** Start of Text to read **

Supreme Court of New York, Second Department

January 10, 2018

In the Matter of Sierra Club, et al., appellants,
v.
Joseph Martens, Commissioner, New York State Department of Environmental Conservation, et al., respondents.

         APPEAL by the petitioners, in a proceeding pursuant to CPLR article 78 to review a determination of the New York State Department of Environmental Conservation dated November 15, 2013, as amended March 7, 2014, which granted the application of the respondent Trans Canada Ravenswood, LLC, for a water withdrawal permit pursuant to Environmental Conservation Law § 15-1501(9), from a judgment of the Supreme Court (Robert J. McDonald, J.), entered December 10, 2014, in Queens County, which, upon decisions of the same court dated October 1, 2014, and October 2, 2014, respectively, denied the petition and dismissed the proceeding

          Lippes & Lippes, Buffalo, NY (Richard J. Lippes of counsel), Rachel Treichler, Hammondsport, NY, Gary Abraham, Allegany, NY, and Jonathan L. Geballe, New York, NY, for appellants (one brief filed).

          Eric T. Schneiderman, Attorney General, New York, NY (Anisha S. Dasgupta and Bethany A. Davis Noll of counsel), for respondent Joseph Martens, Commissioner, New York State Department of Environmental Conservation.

** End of Text to read **

■ Problems to solve ■
1. Using the court record above, explain in one to three sentences what the Supreme Court's judgment did and on what it was based.
2. For each statement below, say whether it agrees with the court record above. Answer yes or no, and quote the deciding words.
(a) The determination under review was dated November 15, 2013, and was later amended.
(b) The Supreme Court's judgment was entered in Kings County.
(c) Counsel for the appellants filed separate briefs.

** Start of Dataset rows **

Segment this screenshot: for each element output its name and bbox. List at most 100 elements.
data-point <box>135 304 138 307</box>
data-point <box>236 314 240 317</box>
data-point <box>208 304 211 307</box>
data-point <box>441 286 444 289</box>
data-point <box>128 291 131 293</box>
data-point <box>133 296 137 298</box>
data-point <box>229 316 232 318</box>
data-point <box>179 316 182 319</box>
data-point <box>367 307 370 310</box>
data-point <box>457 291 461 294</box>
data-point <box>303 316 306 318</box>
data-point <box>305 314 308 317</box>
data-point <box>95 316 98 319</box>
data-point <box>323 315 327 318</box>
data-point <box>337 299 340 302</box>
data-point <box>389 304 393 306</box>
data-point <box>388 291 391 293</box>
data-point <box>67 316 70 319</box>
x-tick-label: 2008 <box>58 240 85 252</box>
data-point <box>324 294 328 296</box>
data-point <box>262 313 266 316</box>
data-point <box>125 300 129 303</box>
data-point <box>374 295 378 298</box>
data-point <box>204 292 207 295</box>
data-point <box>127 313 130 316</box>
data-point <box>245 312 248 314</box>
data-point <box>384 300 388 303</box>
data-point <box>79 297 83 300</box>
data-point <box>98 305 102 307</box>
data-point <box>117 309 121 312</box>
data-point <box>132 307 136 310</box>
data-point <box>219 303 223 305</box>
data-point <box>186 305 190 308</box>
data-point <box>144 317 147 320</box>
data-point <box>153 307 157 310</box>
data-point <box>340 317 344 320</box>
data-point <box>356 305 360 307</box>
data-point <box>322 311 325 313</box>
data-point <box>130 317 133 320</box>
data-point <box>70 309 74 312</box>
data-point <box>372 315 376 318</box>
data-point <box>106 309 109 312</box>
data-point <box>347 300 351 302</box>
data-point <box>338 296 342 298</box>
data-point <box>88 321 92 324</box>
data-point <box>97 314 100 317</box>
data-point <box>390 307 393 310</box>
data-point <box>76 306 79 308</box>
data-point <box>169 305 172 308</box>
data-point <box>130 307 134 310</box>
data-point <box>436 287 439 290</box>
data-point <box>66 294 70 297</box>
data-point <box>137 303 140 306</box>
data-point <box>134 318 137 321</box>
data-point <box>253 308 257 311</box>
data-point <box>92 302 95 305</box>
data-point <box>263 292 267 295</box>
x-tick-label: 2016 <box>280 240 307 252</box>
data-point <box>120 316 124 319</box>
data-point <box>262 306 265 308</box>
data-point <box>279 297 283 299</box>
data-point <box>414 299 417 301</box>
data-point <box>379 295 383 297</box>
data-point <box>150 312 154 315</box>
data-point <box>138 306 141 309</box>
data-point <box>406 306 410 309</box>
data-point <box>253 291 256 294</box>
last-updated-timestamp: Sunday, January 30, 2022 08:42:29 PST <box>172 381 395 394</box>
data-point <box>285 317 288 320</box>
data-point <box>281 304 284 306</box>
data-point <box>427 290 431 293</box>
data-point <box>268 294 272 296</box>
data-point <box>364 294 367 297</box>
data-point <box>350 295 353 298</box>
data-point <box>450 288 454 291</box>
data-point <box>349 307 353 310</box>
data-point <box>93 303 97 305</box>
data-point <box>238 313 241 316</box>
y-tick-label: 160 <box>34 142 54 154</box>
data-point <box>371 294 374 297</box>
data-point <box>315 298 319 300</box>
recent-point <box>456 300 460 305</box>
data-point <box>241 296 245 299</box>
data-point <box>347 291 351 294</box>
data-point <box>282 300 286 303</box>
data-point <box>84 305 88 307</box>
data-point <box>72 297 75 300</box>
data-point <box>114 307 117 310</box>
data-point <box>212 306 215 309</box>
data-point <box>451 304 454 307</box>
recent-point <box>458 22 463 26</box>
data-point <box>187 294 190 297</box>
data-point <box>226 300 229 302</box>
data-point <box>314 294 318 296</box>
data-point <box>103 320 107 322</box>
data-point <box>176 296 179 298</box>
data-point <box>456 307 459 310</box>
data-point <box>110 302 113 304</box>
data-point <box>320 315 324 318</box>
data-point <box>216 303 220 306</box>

** End of Dataset rows **

■ Written answers ■
1. The judgment, entered December 10, 2014, in Queens County, denied the petition and dismissed the proceeding. It was entered "upon decisions of the same court dated October 1, 2014, and October 2, 2014, respectively."

2.
(a) Yes: "dated November 15, 2013, as amended March 7, 2014"
(b) No: "entered December 10, 2014, in Queens County"
(c) No: "for appellants (one brief filed)"